[Dataset rows]
[BEGIN]

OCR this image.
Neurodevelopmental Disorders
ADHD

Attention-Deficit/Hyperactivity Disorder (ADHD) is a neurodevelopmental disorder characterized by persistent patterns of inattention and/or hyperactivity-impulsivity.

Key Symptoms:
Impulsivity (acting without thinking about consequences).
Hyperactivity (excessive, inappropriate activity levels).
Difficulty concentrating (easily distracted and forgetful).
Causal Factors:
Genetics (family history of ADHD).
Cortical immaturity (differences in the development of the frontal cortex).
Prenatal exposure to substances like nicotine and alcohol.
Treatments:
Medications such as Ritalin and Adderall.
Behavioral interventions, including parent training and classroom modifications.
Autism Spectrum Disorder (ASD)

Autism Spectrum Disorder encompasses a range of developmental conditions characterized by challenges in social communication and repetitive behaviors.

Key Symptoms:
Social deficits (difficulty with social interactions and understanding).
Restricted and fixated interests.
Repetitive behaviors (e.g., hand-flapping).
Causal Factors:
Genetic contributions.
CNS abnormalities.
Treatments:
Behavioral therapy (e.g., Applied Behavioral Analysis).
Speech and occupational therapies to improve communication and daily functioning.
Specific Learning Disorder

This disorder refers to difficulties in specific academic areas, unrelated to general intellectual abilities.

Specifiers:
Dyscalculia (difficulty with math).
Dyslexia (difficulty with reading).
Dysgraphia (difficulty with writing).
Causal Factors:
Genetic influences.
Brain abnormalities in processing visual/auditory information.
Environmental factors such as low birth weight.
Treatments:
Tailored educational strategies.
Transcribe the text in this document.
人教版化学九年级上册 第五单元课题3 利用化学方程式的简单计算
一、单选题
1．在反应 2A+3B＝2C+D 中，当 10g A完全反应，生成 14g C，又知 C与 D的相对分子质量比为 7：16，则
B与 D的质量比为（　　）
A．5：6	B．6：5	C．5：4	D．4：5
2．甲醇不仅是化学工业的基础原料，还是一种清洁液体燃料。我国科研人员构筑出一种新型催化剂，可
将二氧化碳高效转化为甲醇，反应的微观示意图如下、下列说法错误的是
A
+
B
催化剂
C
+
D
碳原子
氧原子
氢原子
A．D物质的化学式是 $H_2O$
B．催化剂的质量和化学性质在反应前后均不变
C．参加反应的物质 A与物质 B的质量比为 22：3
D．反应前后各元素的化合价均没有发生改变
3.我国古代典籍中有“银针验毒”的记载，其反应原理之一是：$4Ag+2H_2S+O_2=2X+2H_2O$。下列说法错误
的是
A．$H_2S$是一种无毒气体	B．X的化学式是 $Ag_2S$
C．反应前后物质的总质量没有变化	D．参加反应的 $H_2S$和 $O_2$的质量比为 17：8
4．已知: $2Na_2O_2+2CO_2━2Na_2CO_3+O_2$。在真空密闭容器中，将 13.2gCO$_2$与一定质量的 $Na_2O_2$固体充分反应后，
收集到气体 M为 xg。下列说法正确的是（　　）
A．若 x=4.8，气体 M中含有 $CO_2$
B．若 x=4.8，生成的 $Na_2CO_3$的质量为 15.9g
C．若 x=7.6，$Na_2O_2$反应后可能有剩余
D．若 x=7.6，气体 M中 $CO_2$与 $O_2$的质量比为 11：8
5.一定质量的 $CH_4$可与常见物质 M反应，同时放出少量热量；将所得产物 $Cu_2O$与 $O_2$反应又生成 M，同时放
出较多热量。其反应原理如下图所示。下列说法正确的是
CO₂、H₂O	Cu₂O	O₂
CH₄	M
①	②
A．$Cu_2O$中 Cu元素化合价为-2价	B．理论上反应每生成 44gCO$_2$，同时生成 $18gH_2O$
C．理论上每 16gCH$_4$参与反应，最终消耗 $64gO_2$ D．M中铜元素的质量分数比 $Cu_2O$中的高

[END]

| Required task |
Read the entries above, then pull out the lines that include "Autism".

| The solution |
Autism Spectrum Disorder (ASD)
Autism Spectrum Disorder encompasses a range of developmental conditions characterized by challenges in social communication and repetitive behaviors.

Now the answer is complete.